## What the exercise asks
Reproduce the entries in full, with no changes.

## Stored rows
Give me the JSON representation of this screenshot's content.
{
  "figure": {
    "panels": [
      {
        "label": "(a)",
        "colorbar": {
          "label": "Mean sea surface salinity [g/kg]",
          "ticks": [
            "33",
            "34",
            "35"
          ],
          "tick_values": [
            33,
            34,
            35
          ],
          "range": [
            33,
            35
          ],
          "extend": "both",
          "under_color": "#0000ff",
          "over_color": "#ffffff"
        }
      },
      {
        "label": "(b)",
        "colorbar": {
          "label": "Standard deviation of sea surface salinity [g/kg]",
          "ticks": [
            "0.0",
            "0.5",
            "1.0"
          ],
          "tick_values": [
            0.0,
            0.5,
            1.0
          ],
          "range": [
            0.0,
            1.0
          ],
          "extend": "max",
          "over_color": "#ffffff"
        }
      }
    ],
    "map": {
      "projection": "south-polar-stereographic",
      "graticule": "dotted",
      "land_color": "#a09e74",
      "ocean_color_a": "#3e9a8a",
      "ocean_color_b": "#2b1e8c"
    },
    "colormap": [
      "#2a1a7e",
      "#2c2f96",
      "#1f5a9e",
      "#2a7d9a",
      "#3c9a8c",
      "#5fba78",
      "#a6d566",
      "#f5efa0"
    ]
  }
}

## Task response
Give me the JSON representation of this screenshot's content.
{
  "figure": {
    "panels": [
      {
        "label": "(a)",
        "colorbar": {
          "label": "Mean sea surface salinity [g/kg]",
          "ticks": [
            "33",
            "34",
            "35"
          ],
          "tick_values": [
            33,
            34,
            35
          ],
          "range": [
            33,
            35
          ],
          "extend": "both",
          "under_color": "#0000ff",
          "over_color": "#ffffff"
        }
      },
      {
        "label": "(b)",
        "colorbar": {
          "label": "Standard deviation of sea surface salinity [g/kg]",
          "ticks": [
            "0.0",
            "0.5",
            "1.0"
          ],
          "tick_values": [
            0.0,
            0.5,
            1.0
          ],
          "range": [
            0.0,
            1.0
          ],
          "extend": "max",
          "over_color": "#ffffff"
        }
      }
    ],
    "map": {
      "projection": "south-polar-stereographic",
      "graticule": "dotted",
      "land_color": "#a09e74",
      "ocean_color_a": "#3e9a8a",
      "ocean_color_b": "#2b1e8c"
    },
    "colormap": [
      "#2a1a7e",
      "#2c2f96",
      "#1f5a9e",
      "#2a7d9a",
      "#3c9a8c",
      "#5fba78",
      "#a6d566",
      "#f5efa0"
    ]
  }
}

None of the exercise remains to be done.